**Given task**:
In the lines below, how many hold the word "reformu"? Answer only with the number.

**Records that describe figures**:
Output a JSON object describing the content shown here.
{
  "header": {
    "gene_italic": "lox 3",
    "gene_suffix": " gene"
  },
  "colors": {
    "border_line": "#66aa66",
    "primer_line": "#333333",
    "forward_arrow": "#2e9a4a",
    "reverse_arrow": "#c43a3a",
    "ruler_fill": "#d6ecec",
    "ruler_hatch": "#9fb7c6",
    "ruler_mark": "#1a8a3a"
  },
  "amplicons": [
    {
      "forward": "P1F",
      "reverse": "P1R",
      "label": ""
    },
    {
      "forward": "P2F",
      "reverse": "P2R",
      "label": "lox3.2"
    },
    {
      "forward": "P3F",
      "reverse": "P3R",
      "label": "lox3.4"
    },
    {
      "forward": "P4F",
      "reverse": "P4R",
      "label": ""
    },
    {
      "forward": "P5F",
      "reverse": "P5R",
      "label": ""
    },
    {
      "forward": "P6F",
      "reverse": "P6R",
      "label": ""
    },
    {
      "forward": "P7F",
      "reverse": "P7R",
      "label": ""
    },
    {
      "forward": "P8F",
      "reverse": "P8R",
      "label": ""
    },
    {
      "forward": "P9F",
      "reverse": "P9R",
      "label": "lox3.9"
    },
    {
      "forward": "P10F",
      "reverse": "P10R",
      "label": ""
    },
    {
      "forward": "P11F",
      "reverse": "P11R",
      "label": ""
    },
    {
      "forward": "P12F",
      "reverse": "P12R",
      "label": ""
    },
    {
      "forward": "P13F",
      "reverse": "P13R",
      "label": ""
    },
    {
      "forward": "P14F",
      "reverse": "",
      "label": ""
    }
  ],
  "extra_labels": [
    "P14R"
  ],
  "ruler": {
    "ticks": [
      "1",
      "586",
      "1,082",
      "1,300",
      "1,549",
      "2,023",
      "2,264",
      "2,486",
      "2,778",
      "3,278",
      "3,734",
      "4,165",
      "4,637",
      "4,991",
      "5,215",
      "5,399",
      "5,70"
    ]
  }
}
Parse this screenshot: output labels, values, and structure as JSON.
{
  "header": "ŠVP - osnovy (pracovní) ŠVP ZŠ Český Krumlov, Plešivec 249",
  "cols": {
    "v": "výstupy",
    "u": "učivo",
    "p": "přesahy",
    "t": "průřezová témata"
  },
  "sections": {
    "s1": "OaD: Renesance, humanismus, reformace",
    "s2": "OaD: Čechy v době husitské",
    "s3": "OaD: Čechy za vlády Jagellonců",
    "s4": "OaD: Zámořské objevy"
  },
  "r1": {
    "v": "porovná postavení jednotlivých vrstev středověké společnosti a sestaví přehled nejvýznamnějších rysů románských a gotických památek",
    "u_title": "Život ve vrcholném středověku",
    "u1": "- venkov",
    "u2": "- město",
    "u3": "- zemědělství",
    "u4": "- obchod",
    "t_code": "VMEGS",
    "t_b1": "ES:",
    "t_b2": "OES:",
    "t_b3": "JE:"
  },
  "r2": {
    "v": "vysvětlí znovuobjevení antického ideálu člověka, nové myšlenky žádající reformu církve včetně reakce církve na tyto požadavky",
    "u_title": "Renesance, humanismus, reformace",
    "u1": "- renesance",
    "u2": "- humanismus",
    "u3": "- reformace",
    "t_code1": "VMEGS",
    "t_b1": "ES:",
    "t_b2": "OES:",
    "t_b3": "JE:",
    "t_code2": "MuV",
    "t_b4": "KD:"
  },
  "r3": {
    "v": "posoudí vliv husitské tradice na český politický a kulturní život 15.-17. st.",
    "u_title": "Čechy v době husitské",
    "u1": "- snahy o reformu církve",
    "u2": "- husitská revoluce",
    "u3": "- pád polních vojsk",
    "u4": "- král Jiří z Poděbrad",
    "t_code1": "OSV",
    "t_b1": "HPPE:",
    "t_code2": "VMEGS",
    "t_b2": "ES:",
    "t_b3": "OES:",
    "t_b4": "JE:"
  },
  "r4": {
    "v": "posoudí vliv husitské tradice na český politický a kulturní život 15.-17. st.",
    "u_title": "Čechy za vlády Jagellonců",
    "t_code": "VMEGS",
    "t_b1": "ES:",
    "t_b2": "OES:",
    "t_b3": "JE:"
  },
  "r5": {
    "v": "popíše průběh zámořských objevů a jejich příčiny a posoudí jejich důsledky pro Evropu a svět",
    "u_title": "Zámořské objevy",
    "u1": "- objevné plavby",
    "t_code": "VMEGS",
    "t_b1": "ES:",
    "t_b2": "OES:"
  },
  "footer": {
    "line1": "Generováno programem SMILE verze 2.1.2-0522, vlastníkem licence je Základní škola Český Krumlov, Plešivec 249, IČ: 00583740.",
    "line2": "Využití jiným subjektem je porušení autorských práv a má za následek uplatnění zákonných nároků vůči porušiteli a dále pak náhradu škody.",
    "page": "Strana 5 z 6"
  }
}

**Finished task**:
2